§ Goal of the exercise
Copy the records below exactly as they appear.

################

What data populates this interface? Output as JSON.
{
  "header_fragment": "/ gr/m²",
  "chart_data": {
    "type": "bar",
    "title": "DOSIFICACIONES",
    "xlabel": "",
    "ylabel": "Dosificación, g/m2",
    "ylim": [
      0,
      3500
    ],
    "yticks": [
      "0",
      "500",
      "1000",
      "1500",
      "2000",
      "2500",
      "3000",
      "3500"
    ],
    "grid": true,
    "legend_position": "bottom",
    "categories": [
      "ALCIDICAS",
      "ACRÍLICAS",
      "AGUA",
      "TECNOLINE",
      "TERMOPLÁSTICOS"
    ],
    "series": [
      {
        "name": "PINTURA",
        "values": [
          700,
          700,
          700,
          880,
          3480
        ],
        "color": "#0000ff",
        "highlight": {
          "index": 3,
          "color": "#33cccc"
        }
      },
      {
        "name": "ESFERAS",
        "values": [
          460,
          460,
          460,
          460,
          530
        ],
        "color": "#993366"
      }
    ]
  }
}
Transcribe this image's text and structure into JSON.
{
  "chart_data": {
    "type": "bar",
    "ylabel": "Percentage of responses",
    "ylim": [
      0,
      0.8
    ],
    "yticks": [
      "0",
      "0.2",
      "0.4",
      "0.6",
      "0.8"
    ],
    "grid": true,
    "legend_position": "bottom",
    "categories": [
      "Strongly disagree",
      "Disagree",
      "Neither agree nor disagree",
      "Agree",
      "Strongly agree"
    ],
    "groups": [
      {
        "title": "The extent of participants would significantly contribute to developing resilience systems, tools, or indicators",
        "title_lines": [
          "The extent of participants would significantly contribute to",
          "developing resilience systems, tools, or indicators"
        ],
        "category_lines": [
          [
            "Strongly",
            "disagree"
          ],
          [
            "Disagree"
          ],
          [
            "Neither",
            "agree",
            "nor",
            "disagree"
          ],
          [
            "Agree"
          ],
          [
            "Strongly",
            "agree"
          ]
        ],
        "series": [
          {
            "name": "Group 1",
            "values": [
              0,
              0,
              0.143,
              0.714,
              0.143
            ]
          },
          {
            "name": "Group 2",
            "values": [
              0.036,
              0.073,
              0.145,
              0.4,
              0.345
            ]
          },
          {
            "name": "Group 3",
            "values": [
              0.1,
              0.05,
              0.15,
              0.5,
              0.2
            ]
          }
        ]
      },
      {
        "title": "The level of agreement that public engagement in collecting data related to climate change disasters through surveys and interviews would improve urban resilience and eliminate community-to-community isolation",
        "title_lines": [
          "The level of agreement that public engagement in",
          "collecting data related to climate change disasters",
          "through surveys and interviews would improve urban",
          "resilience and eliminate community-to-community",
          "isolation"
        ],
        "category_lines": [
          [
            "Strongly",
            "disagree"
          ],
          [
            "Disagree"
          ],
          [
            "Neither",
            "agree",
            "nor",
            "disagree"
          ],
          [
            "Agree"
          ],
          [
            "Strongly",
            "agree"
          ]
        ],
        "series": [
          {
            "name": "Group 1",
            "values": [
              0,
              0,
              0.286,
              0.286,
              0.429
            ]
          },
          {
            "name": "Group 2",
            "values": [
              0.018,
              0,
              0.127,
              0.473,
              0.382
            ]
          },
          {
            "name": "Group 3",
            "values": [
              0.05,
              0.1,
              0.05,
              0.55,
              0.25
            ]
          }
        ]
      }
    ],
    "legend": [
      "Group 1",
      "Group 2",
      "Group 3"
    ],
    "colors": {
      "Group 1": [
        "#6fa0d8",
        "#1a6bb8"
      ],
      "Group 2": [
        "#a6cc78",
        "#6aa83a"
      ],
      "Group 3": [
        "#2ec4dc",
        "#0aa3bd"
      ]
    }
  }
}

################

§ Solution to this exercise
What data populates this interface? Output as JSON.
{
  "header_fragment": "/ gr/m²",
  "chart_data": {
    "type": "bar",
    "title": "DOSIFICACIONES",
    "xlabel": "",
    "ylabel": "Dosificación, g/m2",
    "ylim": [
      0,
      3500
    ],
    "yticks": [
      "0",
      "500",
      "1000",
      "1500",
      "2000",
      "2500",
      "3000",
      "3500"
    ],
    "grid": true,
    "legend_position": "bottom",
    "categories": [
      "ALCIDICAS",
      "ACRÍLICAS",
      "AGUA",
      "TECNOLINE",
      "TERMOPLÁSTICOS"
    ],
    "series": [
      {
        "name": "PINTURA",
        "values": [
          700,
          700,
          700,
          880,
          3480
        ],
        "color": "#0000ff",
        "highlight": {
          "index": 3,
          "color": "#33cccc"
        }
      },
      {
        "name": "ESFERAS",
        "values": [
          460,
          460,
          460,
          460,
          530
        ],
        "color": "#993366"
      }
    ]
  }
}
Transcribe this image's text and structure into JSON.
{
  "chart_data": {
    "type": "bar",
    "ylabel": "Percentage of responses",
    "ylim": [
      0,
      0.8
    ],
    "yticks": [
      "0",
      "0.2",
      "0.4",
      "0.6",
      "0.8"
    ],
    "grid": true,
    "legend_position": "bottom",
    "categories": [
      "Strongly disagree",
      "Disagree",
      "Neither agree nor disagree",
      "Agree",
      "Strongly agree"
    ],
    "groups": [
      {
        "title": "The extent of participants would significantly contribute to developing resilience systems, tools, or indicators",
        "title_lines": [
          "The extent of participants would significantly contribute to",
          "developing resilience systems, tools, or indicators"
        ],
        "category_lines": [
          [
            "Strongly",
            "disagree"
          ],
          [
            "Disagree"
          ],
          [
            "Neither",
            "agree",
            "nor",
            "disagree"
          ],
          [
            "Agree"
          ],
          [
            "Strongly",
            "agree"
          ]
        ],
        "series": [
          {
            "name": "Group 1",
            "values": [
              0,
              0,
              0.143,
              0.714,
              0.143
            ]
          },
          {
            "name": "Group 2",
            "values": [
              0.036,
              0.073,
              0.145,
              0.4,
              0.345
            ]
          },
          {
            "name": "Group 3",
            "values": [
              0.1,
              0.05,
              0.15,
              0.5,
              0.2
            ]
          }
        ]
      },
      {
        "title": "The level of agreement that public engagement in collecting data related to climate change disasters through surveys and interviews would improve urban resilience and eliminate community-to-community isolation",
        "title_lines": [
          "The level of agreement that public engagement in",
          "collecting data related to climate change disasters",
          "through surveys and interviews would improve urban",
          "resilience and eliminate community-to-community",
          "isolation"
        ],
        "category_lines": [
          [
            "Strongly",
            "disagree"
          ],
          [
            "Disagree"
          ],
          [
            "Neither",
            "agree",
            "nor",
            "disagree"
          ],
          [
            "Agree"
          ],
          [
            "Strongly",
            "agree"
          ]
        ],
        "series": [
          {
            "name": "Group 1",
            "values": [
              0,
              0,
              0.286,
              0.286,
              0.429
            ]
          },
          {
            "name": "Group 2",
            "values": [
              0.018,
              0,
              0.127,
              0.473,
              0.382
            ]
          },
          {
            "name": "Group 3",
            "values": [
              0.05,
              0.1,
              0.05,
              0.55,
              0.25
            ]
          }
        ]
      }
    ],
    "legend": [
      "Group 1",
      "Group 2",
      "Group 3"
    ],
    "colors": {
      "Group 1": [
        "#6fa0d8",
        "#1a6bb8"
      ],
      "Group 2": [
        "#a6cc78",
        "#6aa83a"
      ],
      "Group 3": [
        "#2ec4dc",
        "#0aa3bd"
      ]
    }
  }
}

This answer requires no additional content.